[Stored records]
______

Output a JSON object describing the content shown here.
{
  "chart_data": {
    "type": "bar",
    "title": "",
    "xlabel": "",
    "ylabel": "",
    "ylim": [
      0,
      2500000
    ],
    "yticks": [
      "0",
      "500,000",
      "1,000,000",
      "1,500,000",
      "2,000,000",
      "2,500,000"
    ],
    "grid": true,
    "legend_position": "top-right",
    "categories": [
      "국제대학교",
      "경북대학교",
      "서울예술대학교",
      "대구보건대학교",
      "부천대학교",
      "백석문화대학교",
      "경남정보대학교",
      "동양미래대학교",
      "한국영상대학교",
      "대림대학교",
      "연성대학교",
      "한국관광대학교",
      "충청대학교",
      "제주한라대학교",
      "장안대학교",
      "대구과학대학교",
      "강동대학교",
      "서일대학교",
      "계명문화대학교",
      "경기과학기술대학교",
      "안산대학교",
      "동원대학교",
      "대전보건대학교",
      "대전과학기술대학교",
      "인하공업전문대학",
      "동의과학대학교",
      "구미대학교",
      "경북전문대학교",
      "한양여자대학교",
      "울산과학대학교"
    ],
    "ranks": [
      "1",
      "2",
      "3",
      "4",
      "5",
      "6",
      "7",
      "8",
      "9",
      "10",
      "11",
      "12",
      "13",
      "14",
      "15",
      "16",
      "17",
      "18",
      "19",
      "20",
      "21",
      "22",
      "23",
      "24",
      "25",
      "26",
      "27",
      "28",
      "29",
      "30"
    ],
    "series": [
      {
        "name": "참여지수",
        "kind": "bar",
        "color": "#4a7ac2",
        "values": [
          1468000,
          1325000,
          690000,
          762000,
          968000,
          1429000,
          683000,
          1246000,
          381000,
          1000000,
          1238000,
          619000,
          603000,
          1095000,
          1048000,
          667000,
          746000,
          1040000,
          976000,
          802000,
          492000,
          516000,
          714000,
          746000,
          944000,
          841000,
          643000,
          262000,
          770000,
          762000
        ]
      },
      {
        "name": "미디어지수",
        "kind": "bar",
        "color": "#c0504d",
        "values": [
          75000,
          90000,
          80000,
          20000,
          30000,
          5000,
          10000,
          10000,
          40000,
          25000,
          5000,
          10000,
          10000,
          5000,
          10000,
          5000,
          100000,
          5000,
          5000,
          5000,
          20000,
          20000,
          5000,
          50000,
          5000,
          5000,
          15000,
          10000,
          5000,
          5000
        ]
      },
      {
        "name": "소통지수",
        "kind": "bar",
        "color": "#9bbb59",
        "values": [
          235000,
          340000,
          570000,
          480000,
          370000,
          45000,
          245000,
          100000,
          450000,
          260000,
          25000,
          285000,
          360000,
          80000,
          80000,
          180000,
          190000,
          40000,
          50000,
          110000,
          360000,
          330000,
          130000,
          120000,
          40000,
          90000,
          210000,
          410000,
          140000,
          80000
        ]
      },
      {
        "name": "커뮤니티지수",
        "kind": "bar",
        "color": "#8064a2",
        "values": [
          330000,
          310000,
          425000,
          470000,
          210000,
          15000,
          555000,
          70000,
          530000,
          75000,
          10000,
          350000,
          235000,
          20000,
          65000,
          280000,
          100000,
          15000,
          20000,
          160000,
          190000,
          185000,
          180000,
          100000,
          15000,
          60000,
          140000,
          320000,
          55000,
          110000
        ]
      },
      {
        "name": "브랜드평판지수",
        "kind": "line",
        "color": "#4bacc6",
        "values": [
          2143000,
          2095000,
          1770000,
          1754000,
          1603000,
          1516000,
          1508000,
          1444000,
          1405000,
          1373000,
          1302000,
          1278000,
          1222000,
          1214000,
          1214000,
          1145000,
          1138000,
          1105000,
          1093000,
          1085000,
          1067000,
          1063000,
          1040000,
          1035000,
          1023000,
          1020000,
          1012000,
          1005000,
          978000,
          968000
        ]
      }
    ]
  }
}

______

#### [Exercise directions]
Go through the listing and print each line exactly as it appears.

#### [Worked solution]
Output a JSON object describing the content shown here.
{
  "chart_data": {
    "type": "bar",
    "title": "",
    "xlabel": "",
    "ylabel": "",
    "ylim": [
      0,
      2500000
    ],
    "yticks": [
      "0",
      "500,000",
      "1,000,000",
      "1,500,000",
      "2,000,000",
      "2,500,000"
    ],
    "grid": true,
    "legend_position": "top-right",
    "categories": [
      "국제대학교",
      "경북대학교",
      "서울예술대학교",
      "대구보건대학교",
      "부천대학교",
      "백석문화대학교",
      "경남정보대학교",
      "동양미래대학교",
      "한국영상대학교",
      "대림대학교",
      "연성대학교",
      "한국관광대학교",
      "충청대학교",
      "제주한라대학교",
      "장안대학교",
      "대구과학대학교",
      "강동대학교",
      "서일대학교",
      "계명문화대학교",
      "경기과학기술대학교",
      "안산대학교",
      "동원대학교",
      "대전보건대학교",
      "대전과학기술대학교",
      "인하공업전문대학",
      "동의과학대학교",
      "구미대학교",
      "경북전문대학교",
      "한양여자대학교",
      "울산과학대학교"
    ],
    "ranks": [
      "1",
      "2",
      "3",
      "4",
      "5",
      "6",
      "7",
      "8",
      "9",
      "10",
      "11",
      "12",
      "13",
      "14",
      "15",
      "16",
      "17",
      "18",
      "19",
      "20",
      "21",
      "22",
      "23",
      "24",
      "25",
      "26",
      "27",
      "28",
      "29",
      "30"
    ],
    "series": [
      {
        "name": "참여지수",
        "kind": "bar",
        "color": "#4a7ac2",
        "values": [
          1468000,
          1325000,
          690000,
          762000,
          968000,
          1429000,
          683000,
          1246000,
          381000,
          1000000,
          1238000,
          619000,
          603000,
          1095000,
          1048000,
          667000,
          746000,
          1040000,
          976000,
          802000,
          492000,
          516000,
          714000,
          746000,
          944000,
          841000,
          643000,
          262000,
          770000,
          762000
        ]
      },
      {
        "name": "미디어지수",
        "kind": "bar",
        "color": "#c0504d",
        "values": [
          75000,
          90000,
          80000,
          20000,
          30000,
          5000,
          10000,
          10000,
          40000,
          25000,
          5000,
          10000,
          10000,
          5000,
          10000,
          5000,
          100000,
          5000,
          5000,
          5000,
          20000,
          20000,
          5000,
          50000,
          5000,
          5000,
          15000,
          10000,
          5000,
          5000
        ]
      },
      {
        "name": "소통지수",
        "kind": "bar",
        "color": "#9bbb59",
        "values": [
          235000,
          340000,
          570000,
          480000,
          370000,
          45000,
          245000,
          100000,
          450000,
          260000,
          25000,
          285000,
          360000,
          80000,
          80000,
          180000,
          190000,
          40000,
          50000,
          110000,
          360000,
          330000,
          130000,
          120000,
          40000,
          90000,
          210000,
          410000,
          140000,
          80000
        ]
      },
      {
        "name": "커뮤니티지수",
        "kind": "bar",
        "color": "#8064a2",
        "values": [
          330000,
          310000,
          425000,
          470000,
          210000,
          15000,
          555000,
          70000,
          530000,
          75000,
          10000,
          350000,
          235000,
          20000,
          65000,
          280000,
          100000,
          15000,
          20000,
          160000,
          190000,
          185000,
          180000,
          100000,
          15000,
          60000,
          140000,
          320000,
          55000,
          110000
        ]
      },
      {
        "name": "브랜드평판지수",
        "kind": "line",
        "color": "#4bacc6",
        "values": [
          2143000,
          2095000,
          1770000,
          1754000,
          1603000,
          1516000,
          1508000,
          1444000,
          1405000,
          1373000,
          1302000,
          1278000,
          1222000,
          1214000,
          1214000,
          1145000,
          1138000,
          1105000,
          1093000,
          1085000,
          1067000,
          1063000,
          1040000,
          1035000,
          1023000,
          1020000,
          1012000,
          1005000,
          978000,
          968000
        ]
      }
    ]
  }
}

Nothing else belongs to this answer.